- _What needs to be done_
Copy, without any change, the lines of the entries below from the line with "Output each element" up to and including the line with "(161, 220, 197, 227)".

▼▼▼

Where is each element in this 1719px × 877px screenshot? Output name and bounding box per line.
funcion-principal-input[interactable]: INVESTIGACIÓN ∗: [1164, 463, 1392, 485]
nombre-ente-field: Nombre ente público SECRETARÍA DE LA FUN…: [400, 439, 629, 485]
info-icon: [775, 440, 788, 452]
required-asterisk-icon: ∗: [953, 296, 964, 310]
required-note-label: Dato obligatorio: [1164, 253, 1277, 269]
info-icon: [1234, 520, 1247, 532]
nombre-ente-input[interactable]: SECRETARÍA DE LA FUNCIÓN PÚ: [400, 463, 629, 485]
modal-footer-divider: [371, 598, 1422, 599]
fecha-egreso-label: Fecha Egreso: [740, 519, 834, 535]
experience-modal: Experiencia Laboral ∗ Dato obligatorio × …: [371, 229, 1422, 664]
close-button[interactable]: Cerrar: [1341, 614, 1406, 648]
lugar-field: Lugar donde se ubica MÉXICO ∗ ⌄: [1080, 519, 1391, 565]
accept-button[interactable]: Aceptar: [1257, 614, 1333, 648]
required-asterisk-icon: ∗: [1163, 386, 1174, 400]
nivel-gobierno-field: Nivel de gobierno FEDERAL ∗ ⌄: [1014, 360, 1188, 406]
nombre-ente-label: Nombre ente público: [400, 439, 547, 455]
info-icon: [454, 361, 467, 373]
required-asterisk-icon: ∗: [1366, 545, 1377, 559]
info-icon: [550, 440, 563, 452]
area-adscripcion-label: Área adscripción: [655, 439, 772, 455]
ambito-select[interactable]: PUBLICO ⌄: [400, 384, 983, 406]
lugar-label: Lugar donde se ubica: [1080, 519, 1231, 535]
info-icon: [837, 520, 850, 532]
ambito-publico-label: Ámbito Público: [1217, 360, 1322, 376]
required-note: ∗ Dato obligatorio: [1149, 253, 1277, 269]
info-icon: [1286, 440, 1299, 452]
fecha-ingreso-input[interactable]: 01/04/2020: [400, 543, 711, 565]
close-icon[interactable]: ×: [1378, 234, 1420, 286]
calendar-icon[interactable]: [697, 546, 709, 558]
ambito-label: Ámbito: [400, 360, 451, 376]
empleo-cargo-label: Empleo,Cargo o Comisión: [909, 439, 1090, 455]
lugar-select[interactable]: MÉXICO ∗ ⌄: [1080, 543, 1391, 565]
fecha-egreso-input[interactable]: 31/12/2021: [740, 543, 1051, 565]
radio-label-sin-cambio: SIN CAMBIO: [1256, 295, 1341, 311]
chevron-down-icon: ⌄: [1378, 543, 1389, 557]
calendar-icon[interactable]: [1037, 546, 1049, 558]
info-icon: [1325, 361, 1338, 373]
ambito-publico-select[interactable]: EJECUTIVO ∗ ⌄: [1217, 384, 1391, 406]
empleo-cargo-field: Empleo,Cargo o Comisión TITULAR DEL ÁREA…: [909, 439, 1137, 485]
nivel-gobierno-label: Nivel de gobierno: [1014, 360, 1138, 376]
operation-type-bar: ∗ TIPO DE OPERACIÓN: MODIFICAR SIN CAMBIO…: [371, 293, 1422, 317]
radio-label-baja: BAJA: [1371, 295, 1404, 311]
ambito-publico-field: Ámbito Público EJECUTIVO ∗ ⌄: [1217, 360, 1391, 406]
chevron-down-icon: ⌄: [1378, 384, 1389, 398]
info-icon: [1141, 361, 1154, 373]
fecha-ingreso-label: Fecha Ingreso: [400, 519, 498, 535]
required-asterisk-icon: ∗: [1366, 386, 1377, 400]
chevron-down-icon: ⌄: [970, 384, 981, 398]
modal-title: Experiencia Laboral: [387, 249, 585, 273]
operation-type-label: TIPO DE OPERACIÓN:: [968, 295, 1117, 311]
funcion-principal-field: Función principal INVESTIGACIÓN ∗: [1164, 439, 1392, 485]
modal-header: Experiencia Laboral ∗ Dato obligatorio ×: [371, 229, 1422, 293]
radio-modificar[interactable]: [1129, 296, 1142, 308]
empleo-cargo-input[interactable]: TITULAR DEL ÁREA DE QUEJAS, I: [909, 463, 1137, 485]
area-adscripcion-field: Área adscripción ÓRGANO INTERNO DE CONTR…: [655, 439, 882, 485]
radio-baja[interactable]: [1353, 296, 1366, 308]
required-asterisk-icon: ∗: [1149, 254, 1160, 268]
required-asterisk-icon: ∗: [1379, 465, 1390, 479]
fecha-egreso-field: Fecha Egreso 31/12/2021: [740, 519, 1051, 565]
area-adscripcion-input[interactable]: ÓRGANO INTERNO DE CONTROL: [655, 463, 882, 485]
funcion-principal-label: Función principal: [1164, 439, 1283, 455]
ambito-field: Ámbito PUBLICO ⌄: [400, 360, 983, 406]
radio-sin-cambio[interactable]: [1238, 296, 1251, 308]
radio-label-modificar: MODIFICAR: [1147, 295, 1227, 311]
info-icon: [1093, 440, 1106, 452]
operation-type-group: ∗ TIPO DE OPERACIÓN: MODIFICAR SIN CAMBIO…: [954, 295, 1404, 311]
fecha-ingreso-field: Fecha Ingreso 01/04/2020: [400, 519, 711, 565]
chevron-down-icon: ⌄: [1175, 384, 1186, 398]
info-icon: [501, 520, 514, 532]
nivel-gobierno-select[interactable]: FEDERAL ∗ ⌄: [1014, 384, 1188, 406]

▲▲▲
▼▼▼

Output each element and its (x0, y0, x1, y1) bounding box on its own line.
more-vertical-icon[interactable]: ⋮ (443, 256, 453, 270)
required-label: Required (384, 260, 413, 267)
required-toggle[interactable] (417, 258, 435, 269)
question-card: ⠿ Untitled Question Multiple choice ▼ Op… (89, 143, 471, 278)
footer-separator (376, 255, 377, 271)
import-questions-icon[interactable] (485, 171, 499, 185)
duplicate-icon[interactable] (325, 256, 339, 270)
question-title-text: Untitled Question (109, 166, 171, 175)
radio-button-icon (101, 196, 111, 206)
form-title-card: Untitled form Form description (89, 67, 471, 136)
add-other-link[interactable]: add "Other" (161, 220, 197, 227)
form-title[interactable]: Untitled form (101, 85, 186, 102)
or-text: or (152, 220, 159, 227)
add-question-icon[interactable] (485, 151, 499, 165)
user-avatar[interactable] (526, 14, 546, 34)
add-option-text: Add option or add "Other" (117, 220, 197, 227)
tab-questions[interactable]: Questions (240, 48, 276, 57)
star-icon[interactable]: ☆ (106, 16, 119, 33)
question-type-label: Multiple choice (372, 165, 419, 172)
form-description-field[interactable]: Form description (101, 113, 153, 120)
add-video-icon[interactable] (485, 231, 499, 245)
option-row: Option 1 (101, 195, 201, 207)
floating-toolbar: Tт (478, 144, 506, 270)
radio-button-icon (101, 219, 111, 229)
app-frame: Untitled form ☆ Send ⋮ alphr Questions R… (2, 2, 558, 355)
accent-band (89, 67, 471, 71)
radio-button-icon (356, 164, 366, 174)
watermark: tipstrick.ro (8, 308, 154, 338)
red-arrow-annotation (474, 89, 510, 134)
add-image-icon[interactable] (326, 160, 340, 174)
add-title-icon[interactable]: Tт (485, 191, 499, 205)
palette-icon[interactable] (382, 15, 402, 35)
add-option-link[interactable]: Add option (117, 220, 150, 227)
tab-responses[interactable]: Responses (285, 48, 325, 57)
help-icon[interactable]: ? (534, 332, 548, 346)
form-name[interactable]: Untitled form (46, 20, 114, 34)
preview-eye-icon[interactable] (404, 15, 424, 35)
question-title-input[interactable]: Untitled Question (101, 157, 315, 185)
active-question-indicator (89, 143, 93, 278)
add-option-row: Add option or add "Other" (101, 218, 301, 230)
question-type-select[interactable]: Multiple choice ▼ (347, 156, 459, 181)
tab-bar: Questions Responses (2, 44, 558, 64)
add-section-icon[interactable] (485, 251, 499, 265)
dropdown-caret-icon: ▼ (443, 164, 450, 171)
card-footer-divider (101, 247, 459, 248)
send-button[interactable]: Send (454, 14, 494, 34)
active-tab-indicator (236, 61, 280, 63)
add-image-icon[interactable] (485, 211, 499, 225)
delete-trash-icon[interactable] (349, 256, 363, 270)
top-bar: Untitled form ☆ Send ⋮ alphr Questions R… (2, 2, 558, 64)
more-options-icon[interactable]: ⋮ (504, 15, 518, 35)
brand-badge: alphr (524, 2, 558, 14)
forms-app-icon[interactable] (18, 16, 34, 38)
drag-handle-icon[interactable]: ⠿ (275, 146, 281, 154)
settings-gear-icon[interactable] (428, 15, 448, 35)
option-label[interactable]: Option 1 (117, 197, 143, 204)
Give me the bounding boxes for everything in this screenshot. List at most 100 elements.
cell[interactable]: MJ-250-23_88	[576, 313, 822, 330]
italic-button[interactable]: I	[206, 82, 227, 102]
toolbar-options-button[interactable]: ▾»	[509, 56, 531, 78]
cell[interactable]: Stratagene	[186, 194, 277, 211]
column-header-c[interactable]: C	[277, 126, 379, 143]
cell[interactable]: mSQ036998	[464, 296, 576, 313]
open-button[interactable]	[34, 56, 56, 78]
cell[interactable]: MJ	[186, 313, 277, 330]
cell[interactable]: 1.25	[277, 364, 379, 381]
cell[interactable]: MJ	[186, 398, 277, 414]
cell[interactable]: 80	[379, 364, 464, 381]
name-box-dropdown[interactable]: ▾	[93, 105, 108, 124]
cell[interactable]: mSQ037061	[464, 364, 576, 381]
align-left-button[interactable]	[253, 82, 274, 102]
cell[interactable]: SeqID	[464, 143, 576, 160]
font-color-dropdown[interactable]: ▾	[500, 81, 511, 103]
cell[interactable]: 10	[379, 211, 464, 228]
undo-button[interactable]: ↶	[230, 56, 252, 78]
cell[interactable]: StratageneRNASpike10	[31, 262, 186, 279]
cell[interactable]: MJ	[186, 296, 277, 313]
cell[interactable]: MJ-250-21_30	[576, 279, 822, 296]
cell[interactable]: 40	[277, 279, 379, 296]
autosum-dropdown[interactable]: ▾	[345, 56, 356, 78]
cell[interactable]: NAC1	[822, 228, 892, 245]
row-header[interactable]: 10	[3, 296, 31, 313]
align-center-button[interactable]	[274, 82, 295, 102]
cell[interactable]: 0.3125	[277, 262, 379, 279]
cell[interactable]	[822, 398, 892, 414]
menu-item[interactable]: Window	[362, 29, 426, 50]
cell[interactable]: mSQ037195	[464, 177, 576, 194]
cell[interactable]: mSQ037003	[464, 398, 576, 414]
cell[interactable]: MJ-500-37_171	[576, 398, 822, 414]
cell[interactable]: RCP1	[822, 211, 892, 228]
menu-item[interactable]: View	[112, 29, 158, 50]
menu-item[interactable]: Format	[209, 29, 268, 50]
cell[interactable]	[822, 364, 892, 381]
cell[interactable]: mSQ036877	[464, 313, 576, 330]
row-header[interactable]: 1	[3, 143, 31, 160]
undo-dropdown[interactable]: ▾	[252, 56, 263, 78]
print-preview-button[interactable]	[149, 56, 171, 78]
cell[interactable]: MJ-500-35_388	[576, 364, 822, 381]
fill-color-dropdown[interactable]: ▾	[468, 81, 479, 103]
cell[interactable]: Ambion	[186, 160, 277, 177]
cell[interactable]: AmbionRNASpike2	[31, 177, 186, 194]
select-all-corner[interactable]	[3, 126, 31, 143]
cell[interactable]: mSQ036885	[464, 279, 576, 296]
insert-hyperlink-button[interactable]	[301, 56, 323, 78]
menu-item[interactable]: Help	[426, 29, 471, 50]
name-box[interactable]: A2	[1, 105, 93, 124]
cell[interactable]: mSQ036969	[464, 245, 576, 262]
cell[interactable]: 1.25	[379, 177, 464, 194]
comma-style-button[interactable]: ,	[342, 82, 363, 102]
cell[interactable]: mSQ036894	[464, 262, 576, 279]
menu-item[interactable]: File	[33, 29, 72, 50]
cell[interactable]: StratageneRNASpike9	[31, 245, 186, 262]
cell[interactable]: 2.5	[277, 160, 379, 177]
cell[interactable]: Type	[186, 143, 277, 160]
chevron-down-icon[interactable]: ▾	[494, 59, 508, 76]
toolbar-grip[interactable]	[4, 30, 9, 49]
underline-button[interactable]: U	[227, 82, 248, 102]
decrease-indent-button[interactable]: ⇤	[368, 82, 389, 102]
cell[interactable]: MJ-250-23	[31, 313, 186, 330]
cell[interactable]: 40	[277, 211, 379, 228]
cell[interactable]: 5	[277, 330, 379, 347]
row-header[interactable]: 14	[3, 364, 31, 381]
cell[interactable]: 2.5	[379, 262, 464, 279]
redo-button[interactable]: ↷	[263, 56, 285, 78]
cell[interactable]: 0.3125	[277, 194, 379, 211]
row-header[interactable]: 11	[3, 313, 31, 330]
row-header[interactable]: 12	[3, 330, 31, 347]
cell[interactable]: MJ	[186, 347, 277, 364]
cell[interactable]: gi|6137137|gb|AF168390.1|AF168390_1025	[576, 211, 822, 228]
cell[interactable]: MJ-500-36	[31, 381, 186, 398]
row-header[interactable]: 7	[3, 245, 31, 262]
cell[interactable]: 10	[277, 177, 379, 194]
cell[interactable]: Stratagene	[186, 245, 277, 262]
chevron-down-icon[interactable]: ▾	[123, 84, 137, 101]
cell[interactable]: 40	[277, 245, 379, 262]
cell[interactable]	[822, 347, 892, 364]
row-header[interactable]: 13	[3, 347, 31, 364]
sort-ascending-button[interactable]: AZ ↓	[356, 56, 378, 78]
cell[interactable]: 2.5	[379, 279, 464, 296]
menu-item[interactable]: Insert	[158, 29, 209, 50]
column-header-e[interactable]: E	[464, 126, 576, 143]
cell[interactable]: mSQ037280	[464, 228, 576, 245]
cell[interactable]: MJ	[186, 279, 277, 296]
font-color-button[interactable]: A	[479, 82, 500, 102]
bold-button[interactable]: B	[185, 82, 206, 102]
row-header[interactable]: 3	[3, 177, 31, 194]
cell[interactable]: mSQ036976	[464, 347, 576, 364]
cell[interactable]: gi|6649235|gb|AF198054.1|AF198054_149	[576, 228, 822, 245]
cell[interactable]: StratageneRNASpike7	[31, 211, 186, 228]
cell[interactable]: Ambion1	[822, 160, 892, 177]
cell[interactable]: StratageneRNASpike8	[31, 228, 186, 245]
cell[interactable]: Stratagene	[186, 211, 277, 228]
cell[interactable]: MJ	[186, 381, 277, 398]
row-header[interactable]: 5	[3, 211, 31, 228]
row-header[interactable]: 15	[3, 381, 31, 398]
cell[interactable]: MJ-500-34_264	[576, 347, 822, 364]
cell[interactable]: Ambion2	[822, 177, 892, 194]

▲▲▲
▼▼▼

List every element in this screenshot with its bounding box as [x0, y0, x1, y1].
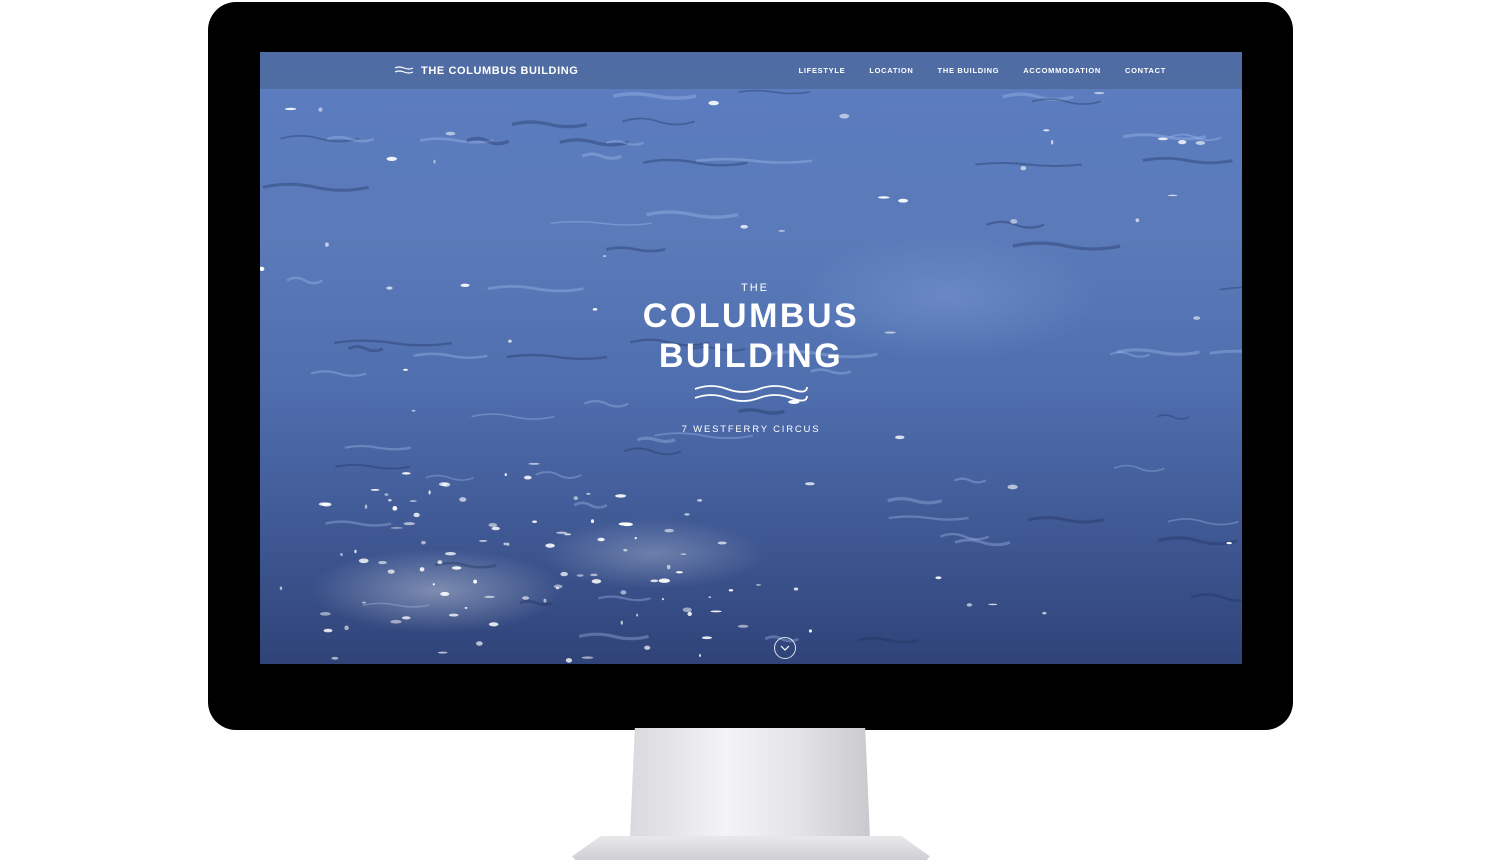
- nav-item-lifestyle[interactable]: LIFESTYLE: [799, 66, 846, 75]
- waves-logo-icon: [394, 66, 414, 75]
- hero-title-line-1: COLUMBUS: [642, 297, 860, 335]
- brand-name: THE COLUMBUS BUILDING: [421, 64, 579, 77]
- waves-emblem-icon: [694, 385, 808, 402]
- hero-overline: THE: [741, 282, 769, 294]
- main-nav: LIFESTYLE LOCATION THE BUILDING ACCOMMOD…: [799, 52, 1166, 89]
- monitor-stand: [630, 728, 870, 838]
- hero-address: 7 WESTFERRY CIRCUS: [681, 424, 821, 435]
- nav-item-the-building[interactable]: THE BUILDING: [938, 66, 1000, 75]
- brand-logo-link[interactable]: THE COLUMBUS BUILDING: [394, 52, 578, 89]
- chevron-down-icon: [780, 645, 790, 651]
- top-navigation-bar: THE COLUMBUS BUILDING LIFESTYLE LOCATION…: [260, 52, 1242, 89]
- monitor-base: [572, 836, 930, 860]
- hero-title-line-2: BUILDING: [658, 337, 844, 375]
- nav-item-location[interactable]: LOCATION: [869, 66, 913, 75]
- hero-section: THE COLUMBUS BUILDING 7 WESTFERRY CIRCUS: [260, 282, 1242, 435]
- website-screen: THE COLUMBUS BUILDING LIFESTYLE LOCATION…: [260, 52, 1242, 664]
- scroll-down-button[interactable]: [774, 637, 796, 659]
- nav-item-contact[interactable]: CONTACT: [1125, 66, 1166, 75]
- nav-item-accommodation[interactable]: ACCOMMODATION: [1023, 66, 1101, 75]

▲▲▲

- _Exercise output_
Output each element and its (x0, y0, x1, y1) bounding box on its own line.
more-vertical-icon[interactable]: ⋮ (443, 256, 453, 270)
required-label: Required (384, 260, 413, 267)
required-toggle[interactable] (417, 258, 435, 269)
question-card: ⠿ Untitled Question Multiple choice ▼ Op… (89, 143, 471, 278)
footer-separator (376, 255, 377, 271)
import-questions-icon[interactable] (485, 171, 499, 185)
duplicate-icon[interactable] (325, 256, 339, 270)
question-title-text: Untitled Question (109, 166, 171, 175)
radio-button-icon (101, 196, 111, 206)
form-title-card: Untitled form Form description (89, 67, 471, 136)
add-other-link[interactable]: add "Other" (161, 220, 197, 227)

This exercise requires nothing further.